● **Supplied records**
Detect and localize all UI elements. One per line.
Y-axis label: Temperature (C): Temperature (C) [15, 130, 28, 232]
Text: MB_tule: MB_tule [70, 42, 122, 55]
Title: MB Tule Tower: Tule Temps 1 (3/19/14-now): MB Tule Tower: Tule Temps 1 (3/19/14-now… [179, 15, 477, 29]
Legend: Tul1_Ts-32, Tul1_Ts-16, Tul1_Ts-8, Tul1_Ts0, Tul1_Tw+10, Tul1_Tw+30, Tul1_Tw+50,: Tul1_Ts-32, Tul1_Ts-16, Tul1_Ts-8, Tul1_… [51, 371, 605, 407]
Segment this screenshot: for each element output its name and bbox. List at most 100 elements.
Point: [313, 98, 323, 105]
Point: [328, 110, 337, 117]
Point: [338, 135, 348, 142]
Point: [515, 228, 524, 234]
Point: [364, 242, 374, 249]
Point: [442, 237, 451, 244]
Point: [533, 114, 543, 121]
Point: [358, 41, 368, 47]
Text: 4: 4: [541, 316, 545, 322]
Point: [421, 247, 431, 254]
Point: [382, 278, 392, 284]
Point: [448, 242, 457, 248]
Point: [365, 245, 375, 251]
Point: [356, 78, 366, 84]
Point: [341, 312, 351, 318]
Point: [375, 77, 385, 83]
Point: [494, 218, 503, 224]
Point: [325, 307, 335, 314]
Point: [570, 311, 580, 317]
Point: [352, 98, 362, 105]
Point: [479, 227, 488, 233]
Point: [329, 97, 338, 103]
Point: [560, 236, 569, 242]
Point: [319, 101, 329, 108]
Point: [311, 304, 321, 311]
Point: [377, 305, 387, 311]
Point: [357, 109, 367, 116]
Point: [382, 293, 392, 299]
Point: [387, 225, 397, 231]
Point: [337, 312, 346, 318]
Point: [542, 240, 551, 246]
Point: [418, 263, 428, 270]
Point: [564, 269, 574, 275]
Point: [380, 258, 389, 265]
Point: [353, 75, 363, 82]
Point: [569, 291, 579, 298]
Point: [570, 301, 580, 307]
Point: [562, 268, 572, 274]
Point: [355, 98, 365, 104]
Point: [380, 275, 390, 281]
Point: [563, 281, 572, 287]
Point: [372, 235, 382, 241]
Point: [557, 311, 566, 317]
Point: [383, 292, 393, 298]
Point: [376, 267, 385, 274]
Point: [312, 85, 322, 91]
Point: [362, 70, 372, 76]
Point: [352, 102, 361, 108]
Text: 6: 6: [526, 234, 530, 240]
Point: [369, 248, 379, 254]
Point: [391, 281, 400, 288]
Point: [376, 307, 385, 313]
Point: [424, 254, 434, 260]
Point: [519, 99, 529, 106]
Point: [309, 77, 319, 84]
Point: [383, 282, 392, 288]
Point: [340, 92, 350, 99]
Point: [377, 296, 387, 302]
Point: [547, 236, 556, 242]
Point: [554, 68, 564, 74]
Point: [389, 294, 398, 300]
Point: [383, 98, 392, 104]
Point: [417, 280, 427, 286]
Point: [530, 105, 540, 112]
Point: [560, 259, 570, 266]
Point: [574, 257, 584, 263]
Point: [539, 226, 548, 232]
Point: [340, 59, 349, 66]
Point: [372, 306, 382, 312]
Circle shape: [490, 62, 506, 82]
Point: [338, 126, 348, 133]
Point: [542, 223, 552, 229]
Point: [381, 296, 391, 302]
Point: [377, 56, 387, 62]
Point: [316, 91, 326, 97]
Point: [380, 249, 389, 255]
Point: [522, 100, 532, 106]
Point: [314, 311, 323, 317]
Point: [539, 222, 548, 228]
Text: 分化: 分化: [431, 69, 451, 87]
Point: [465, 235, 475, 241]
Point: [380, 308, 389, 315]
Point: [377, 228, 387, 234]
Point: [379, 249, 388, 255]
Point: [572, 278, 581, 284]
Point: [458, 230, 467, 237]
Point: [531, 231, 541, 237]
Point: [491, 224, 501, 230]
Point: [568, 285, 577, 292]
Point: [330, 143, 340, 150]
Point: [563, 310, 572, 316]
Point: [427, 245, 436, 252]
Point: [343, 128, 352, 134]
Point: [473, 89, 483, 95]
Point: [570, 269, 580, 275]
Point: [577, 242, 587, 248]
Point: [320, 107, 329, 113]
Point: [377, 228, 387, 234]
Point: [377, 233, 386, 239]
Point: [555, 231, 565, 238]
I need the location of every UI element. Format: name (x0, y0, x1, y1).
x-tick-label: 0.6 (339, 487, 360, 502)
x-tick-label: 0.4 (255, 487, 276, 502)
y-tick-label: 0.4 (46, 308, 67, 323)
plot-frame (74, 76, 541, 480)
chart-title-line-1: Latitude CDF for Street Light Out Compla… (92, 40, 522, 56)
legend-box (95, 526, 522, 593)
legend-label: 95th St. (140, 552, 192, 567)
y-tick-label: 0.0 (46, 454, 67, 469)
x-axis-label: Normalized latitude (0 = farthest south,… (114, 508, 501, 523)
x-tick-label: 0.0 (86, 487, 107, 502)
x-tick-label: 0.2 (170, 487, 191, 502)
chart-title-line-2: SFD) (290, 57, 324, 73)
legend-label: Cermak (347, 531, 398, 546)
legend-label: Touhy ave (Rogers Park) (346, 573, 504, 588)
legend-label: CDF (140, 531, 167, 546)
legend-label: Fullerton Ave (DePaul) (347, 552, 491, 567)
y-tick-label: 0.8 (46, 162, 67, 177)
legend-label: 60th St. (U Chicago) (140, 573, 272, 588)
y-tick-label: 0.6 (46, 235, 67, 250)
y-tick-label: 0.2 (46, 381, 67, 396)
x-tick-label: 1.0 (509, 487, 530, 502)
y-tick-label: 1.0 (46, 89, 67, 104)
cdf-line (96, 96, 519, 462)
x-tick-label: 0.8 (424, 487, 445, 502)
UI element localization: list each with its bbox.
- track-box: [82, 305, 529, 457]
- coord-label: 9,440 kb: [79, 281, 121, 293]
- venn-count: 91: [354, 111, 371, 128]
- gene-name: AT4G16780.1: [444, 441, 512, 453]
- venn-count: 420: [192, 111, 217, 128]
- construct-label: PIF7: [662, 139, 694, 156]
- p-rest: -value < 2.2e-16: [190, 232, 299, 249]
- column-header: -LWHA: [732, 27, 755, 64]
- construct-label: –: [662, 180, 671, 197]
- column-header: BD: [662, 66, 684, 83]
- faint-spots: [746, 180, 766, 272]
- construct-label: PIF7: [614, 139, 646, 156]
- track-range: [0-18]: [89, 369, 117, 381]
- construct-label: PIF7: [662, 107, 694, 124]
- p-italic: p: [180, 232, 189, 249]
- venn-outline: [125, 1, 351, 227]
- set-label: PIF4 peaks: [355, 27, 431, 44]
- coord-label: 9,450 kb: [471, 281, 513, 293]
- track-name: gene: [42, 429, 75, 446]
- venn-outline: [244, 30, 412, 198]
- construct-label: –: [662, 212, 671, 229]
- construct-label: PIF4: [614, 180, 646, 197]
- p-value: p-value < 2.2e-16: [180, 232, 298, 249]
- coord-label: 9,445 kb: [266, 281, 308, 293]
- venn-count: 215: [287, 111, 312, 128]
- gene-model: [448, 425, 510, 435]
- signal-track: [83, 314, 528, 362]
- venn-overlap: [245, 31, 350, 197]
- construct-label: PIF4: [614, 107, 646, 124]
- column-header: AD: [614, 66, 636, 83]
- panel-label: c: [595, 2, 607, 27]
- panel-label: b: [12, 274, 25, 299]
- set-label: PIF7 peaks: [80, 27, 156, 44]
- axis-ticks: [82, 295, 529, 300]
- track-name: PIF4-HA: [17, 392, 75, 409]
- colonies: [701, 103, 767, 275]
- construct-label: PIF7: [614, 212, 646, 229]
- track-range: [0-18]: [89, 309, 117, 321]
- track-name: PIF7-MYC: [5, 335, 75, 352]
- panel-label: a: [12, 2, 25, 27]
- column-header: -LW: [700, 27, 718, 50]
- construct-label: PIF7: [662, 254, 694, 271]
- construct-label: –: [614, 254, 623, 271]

● **Exercise details**
Could you render each line from the beginning of the entries through the one containing "Text: MB_tule: MB_tule [70, 42, 122, 55]", inclusive, as a Markdown table with columns Row and Line, leaving out any blank lines?

● **Answer**
| Row | Line |
|---|---|
| 1 | Detect and localize all UI elements. One per line. |
| 2 | Y-axis label: Temperature (C): Temperature (C) [15, 130, 28, 232] |
| 3 | Text: MB_tule: MB_tule [70, 42, 122, 55] |